## Stated problem
Find every line below that contains the word "IEEE" and copy it out.

## Extracted material

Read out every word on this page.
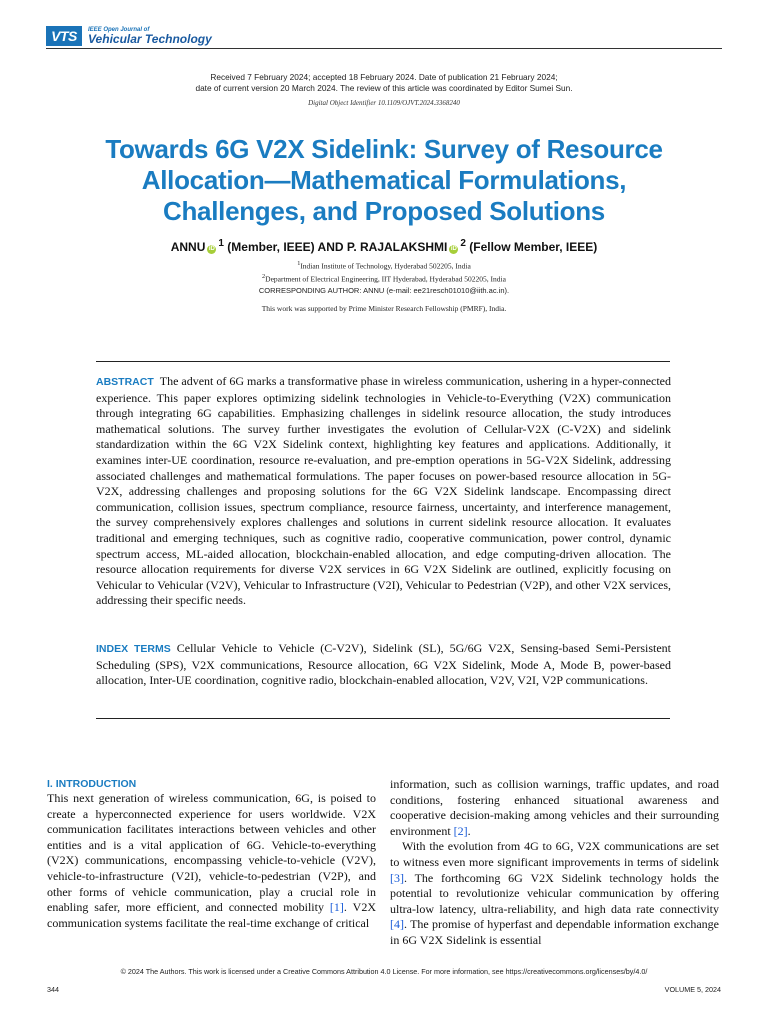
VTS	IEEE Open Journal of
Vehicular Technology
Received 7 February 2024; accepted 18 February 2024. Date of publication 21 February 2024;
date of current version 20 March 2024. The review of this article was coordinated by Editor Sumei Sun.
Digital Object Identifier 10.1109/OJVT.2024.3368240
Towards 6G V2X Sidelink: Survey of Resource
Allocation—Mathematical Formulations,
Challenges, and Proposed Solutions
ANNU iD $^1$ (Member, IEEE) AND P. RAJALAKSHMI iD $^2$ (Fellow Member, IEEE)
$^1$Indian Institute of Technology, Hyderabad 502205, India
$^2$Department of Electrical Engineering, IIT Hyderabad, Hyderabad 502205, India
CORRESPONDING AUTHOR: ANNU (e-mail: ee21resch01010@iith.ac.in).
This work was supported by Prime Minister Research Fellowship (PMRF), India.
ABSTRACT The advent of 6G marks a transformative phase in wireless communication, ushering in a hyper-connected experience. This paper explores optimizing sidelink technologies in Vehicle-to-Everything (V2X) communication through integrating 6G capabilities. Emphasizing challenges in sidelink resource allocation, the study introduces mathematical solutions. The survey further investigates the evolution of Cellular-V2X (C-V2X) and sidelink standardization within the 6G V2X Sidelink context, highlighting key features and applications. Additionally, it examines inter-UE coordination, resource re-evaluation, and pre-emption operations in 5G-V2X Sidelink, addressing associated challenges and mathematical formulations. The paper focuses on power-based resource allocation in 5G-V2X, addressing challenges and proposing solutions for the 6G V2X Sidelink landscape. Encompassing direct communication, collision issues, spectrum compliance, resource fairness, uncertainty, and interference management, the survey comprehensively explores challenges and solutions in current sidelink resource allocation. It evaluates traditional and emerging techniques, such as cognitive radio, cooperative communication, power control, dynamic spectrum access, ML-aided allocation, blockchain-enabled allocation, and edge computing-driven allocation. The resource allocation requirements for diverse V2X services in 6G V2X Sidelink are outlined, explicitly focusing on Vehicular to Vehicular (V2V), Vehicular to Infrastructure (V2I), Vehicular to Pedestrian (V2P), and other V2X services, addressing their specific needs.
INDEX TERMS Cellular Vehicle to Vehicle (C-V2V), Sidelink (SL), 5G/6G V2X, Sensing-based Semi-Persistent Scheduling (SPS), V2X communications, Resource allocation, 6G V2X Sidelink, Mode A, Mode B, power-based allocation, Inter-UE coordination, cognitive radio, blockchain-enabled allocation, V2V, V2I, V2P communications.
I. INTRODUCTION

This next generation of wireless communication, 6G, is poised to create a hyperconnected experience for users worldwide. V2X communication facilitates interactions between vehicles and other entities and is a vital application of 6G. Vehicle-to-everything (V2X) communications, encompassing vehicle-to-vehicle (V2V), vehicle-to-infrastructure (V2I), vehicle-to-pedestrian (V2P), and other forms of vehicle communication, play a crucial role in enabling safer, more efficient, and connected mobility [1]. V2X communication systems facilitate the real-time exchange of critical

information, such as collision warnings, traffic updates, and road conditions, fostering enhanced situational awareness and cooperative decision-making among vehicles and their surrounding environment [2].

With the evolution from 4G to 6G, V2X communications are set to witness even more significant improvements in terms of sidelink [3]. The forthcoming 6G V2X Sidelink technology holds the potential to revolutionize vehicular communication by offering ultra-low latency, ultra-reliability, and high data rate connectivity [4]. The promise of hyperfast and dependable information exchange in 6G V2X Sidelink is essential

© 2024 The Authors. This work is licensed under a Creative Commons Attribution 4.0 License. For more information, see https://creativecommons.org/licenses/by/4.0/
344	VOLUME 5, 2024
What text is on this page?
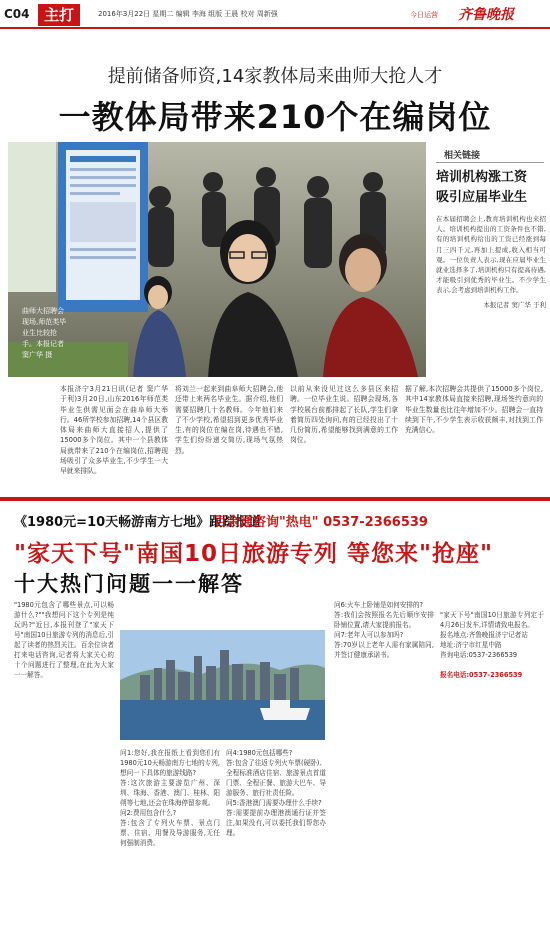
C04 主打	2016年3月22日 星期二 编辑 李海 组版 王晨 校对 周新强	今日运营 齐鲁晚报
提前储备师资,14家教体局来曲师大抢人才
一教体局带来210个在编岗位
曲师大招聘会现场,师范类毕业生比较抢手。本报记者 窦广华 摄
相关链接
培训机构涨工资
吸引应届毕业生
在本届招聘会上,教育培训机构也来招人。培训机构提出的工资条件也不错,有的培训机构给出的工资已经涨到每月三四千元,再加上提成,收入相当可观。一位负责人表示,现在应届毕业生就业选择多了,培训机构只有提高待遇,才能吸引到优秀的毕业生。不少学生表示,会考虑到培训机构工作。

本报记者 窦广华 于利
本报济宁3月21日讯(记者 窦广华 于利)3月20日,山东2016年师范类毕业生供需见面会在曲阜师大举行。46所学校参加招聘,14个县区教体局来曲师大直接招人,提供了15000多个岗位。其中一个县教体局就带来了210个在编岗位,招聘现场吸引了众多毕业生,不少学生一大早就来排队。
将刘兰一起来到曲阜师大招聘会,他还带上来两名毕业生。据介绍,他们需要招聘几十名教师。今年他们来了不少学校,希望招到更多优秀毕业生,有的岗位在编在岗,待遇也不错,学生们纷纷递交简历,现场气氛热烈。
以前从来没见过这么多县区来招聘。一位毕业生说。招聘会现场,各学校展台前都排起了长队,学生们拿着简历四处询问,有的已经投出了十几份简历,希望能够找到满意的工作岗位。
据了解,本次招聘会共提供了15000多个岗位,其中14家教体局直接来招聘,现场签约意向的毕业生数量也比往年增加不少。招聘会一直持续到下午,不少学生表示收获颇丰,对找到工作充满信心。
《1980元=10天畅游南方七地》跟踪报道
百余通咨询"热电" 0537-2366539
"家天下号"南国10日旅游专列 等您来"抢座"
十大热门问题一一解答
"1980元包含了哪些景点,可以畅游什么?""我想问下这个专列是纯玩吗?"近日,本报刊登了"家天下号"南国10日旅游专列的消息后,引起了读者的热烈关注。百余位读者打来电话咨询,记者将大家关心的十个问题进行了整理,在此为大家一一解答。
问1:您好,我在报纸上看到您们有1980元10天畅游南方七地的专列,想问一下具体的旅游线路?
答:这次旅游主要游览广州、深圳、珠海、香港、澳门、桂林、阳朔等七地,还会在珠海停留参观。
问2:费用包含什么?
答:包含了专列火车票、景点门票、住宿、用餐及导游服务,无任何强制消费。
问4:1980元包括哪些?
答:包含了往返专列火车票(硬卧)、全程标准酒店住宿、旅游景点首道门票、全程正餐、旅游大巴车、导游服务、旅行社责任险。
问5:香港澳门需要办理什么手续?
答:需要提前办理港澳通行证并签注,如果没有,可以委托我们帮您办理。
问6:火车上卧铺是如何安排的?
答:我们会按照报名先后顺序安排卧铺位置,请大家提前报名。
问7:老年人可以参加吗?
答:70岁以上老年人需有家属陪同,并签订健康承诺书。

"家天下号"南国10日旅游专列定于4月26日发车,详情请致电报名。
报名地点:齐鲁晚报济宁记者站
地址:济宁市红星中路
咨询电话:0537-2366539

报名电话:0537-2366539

* * *

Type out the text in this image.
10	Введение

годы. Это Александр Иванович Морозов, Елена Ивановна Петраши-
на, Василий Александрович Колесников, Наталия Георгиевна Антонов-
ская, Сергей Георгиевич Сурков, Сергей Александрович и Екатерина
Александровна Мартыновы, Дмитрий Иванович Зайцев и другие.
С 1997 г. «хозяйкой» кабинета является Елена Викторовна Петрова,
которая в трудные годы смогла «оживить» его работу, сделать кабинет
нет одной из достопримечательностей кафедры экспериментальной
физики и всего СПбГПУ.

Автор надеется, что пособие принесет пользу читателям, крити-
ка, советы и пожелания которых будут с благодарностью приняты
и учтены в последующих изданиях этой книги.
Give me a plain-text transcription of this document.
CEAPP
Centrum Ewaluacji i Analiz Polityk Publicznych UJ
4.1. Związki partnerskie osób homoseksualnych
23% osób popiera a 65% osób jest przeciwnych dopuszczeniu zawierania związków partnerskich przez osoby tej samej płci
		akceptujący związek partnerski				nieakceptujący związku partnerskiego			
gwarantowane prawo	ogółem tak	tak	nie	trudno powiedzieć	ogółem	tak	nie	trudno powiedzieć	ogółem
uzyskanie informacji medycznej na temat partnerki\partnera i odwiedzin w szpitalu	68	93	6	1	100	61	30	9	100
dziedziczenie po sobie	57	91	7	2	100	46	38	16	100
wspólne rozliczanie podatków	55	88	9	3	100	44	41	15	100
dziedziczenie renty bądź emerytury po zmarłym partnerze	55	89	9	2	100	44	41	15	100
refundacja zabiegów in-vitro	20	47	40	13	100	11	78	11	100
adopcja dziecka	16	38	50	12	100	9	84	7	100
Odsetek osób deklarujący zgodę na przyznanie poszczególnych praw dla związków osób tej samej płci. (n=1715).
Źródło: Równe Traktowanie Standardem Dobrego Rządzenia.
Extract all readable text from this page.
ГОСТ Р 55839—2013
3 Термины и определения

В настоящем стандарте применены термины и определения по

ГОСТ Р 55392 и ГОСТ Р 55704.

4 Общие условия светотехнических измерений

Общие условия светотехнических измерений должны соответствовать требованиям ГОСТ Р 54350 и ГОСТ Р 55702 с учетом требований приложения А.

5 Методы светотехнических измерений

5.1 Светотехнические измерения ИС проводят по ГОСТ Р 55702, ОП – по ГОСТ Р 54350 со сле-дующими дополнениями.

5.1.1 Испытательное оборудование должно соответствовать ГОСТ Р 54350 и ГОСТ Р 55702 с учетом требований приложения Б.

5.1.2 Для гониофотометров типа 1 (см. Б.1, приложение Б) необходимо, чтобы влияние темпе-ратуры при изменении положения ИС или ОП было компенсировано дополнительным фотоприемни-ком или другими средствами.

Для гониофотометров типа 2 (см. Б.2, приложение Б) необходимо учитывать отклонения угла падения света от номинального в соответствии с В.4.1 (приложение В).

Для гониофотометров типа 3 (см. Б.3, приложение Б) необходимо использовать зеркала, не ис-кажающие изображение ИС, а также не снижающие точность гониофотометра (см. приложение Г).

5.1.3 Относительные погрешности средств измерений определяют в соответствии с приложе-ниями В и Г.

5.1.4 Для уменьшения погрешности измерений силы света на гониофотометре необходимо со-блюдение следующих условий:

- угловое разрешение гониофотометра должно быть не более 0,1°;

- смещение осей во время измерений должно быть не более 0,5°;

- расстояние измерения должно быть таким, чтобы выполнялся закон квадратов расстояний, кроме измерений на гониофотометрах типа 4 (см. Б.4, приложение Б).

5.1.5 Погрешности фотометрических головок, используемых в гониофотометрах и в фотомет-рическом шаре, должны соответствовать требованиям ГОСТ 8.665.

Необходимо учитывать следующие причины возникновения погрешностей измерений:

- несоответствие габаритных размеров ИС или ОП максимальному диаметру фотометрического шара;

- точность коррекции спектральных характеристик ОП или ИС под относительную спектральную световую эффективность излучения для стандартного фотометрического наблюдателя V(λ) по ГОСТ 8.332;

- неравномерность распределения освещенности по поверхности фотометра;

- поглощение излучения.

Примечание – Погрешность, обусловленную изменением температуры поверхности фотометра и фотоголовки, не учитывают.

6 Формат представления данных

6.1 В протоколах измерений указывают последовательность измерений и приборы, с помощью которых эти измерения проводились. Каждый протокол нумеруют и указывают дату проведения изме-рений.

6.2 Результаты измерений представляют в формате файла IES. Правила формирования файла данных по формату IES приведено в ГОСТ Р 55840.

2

## Written response
VTS	IEEE Open Journal of
ANNU iD $^1$ (Member, IEEE) AND P. RAJALAKSHMI iD $^2$ (Fellow Member, IEEE)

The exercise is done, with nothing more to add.